'''

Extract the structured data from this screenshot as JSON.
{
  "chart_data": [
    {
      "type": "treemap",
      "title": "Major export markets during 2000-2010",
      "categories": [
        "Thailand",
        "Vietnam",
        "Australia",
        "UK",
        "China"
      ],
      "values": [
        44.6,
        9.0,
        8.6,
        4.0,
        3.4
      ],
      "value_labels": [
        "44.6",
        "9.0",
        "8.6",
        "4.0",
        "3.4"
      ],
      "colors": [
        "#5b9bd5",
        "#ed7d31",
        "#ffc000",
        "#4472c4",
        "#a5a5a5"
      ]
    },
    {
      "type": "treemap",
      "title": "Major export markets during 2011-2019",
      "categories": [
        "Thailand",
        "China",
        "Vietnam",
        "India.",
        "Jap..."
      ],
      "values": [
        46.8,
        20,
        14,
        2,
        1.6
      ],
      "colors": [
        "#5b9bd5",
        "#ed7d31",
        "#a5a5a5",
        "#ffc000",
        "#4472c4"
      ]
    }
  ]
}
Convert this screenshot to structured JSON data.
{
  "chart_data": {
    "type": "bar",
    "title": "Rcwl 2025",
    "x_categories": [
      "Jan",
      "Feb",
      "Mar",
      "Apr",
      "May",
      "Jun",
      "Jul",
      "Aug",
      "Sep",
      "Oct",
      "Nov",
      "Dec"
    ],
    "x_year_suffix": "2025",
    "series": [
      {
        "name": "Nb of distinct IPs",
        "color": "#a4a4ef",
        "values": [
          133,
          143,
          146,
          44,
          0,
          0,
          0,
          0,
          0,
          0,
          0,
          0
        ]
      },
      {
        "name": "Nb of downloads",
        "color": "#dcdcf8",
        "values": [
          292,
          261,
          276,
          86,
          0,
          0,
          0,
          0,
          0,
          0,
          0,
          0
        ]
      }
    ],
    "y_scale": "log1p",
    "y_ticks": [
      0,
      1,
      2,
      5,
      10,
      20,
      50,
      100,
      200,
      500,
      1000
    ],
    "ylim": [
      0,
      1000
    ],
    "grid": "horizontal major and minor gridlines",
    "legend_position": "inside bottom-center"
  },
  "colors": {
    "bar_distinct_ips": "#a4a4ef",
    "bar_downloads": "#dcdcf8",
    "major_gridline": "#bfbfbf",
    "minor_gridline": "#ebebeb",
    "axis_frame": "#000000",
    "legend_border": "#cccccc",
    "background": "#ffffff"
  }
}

'''

§ **Written instruction**: Above are some records; extract every one of them exactly.

§ **Correct output**:
Extract the structured data from this screenshot as JSON.
{
  "chart_data": [
    {
      "type": "treemap",
      "title": "Major export markets during 2000-2010",
      "categories": [
        "Thailand",
        "Vietnam",
        "Australia",
        "UK",
        "China"
      ],
      "values": [
        44.6,
        9.0,
        8.6,
        4.0,
        3.4
      ],
      "value_labels": [
        "44.6",
        "9.0",
        "8.6",
        "4.0",
        "3.4"
      ],
      "colors": [
        "#5b9bd5",
        "#ed7d31",
        "#ffc000",
        "#4472c4",
        "#a5a5a5"
      ]
    },
    {
      "type": "treemap",
      "title": "Major export markets during 2011-2019",
      "categories": [
        "Thailand",
        "China",
        "Vietnam",
        "India.",
        "Jap..."
      ],
      "values": [
        46.8,
        20,
        14,
        2,
        1.6
      ],
      "colors": [
        "#5b9bd5",
        "#ed7d31",
        "#a5a5a5",
        "#ffc000",
        "#4472c4"
      ]
    }
  ]
}
Convert this screenshot to structured JSON data.
{
  "chart_data": {
    "type": "bar",
    "title": "Rcwl 2025",
    "x_categories": [
      "Jan",
      "Feb",
      "Mar",
      "Apr",
      "May",
      "Jun",
      "Jul",
      "Aug",
      "Sep",
      "Oct",
      "Nov",
      "Dec"
    ],
    "x_year_suffix": "2025",
    "series": [
      {
        "name": "Nb of distinct IPs",
        "color": "#a4a4ef",
        "values": [
          133,
          143,
          146,
          44,
          0,
          0,
          0,
          0,
          0,
          0,
          0,
          0
        ]
      },
      {
        "name": "Nb of downloads",
        "color": "#dcdcf8",
        "values": [
          292,
          261,
          276,
          86,
          0,
          0,
          0,
          0,
          0,
          0,
          0,
          0
        ]
      }
    ],
    "y_scale": "log1p",
    "y_ticks": [
      0,
      1,
      2,
      5,
      10,
      20,
      50,
      100,
      200,
      500,
      1000
    ],
    "ylim": [
      0,
      1000
    ],
    "grid": "horizontal major and minor gridlines",
    "legend_position": "inside bottom-center"
  },
  "colors": {
    "bar_distinct_ips": "#a4a4ef",
    "bar_downloads": "#dcdcf8",
    "major_gridline": "#bfbfbf",
    "minor_gridline": "#ebebeb",
    "axis_frame": "#000000",
    "legend_border": "#cccccc",
    "background": "#ffffff"
  }
}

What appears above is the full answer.